## start EXCERPT PROVIDED
Skip to content

RyanJHamby/FlowState

Repository files navigation

FlowState
Rust-accelerated temporal alignment engine for quantitative finance

CI License Python


Problem

Every quantitative trading firm builds the same internal infrastructure: join heterogeneous market data streams — trades, quotes, bars, signals — into point-in-time correct feature matrices for model training and backtesting. The requirements are always the same:

  • No look-ahead bias. A trade at time T must only see quotes at time <= T. Violating this invalidates every backtest downstream.
  • Nanosecond precision. Microsecond timestamps lose ordering information in high-frequency data. Timestamps are int64 nanoseconds, not floats.
  • Hundreds of symbols, billions of rows. pandas falls over at 10M rows. Polars handles it but treats as-of joins as one operation among hundreds — not the primary design target.
  • Streaming and batch. Research needs batch replay over historical data. Production needs incremental alignment on live feeds with watermark semantics.
  • GPU-ready tensors. The output goes into PyTorch or JAX. Every CPU copy between alignment and the GPU is wasted latency.

FlowState solves this pipeline end-to-end: partitioned storage with three-level pruning, Rust-accelerated temporal joins, streaming watermark alignment, and GPU-direct data feeding — all connected through Apache Arrow zero-copy.

Architecture

                        ┌──────────────────────────────────┐
                        │          Python API               │
                        │  TemporalAligner · StreamingAligner│
                        │  FeatureStore · ReplayEngine       │
                        └──────────────┬───────────────────┘
                                       │ Arrow PyCapsule Interface
                                       │ (zero-copy, no serialization)
                        ┌──────────────▼───────────────────┐
                        │       Rust Core (PyO3)            │
                        │  O(n+m) merge-scan · Rayon parallel│
                        │  Streaming joins · Arrow IPC I/O   │
                        │  6,400 lines · 132 tests           │
                        └──────────────┬───────────────────┘
                                       │
              ┌────────────────────────┼────────────────────────┐
              ▼                        ▼                        ▼
    ┌─────────────────┐    ┌──────────────────┐    ┌──────────────────┐
    │    Storage       │    │    Alignment      │    │   Data Feeding   │
    │ Hive partitions  │    │ As-of join engine │    │ Pinned memory    │
    │ xxhash bucketing │    │ Multi-stream (N×) │    │ kvikio GDS       │
    │ NVMe LRU cache   │    │ Watermark stream  │    │ CUDA streams     │
    │ S3/GCS/Azure     │    │ Batch coalescer   │    │ PyTorch/JAX      │
    └─────────────────┘    └──────────────────┘    └──────────────────┘

Performance

Benchmarked on 1M left × 500K right rows, 1,000 symbols, Apple M-series. Measured against Polars 1.x, the fastest general-purpose option.
## end EXCERPT PROVIDED
> **OBJECTIVES**
1) According to the FlowState page, what data type are timestamps stored as?
2) Please extend the FlowState page, picking up right after its last sentence.
## start DATASET CONTENT
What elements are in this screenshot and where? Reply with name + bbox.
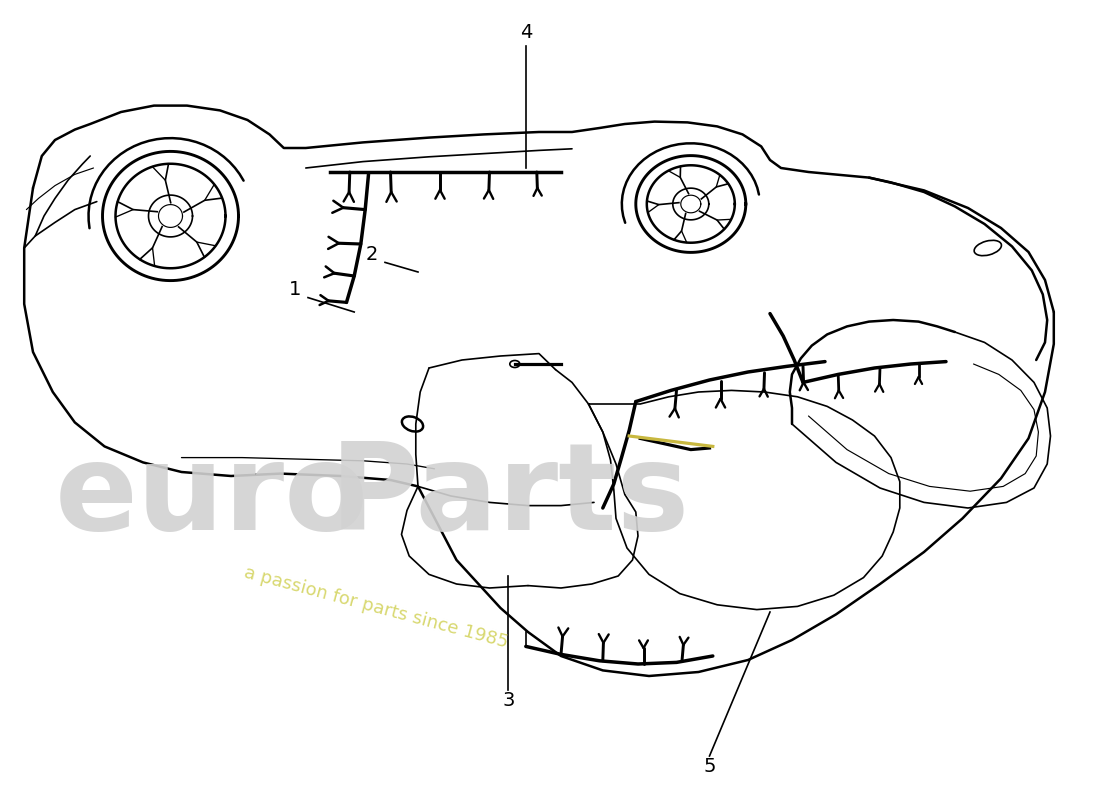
## end DATASET CONTENT
> **IN RESPONSE**
1) They are int64 nanoseconds, not floats.

2)
Operation FlowState Polars Speedup
Grouped as-of join (1M rows, 1K symbols) 10 ms 18 ms 1.8x
Ungrouped as-of join (1M rows) 4 ms 7 ms 1.8x
Multi-stream alignment (4 streams) 42 ms 42 ms Parity
Multi-stream alignment (8 streams) 85 ms 100 ms 1.2x
Streaming incremental join Sub-microsecond emit N/A
SPSC ring buffer throughput 82M elem/s N/A

FlowState is faster because it solves a narrower problem. Polars handles arbitrary DataFrame operations; FlowState handles exactly one thing — temporal joins on sorted timestamp data — and exploits every invariant that implies: pre-sorted merge scans, symbol-partitioned parallelism, tolerance early termination, and pre-partitioned storage that eliminates runtime hash table construction.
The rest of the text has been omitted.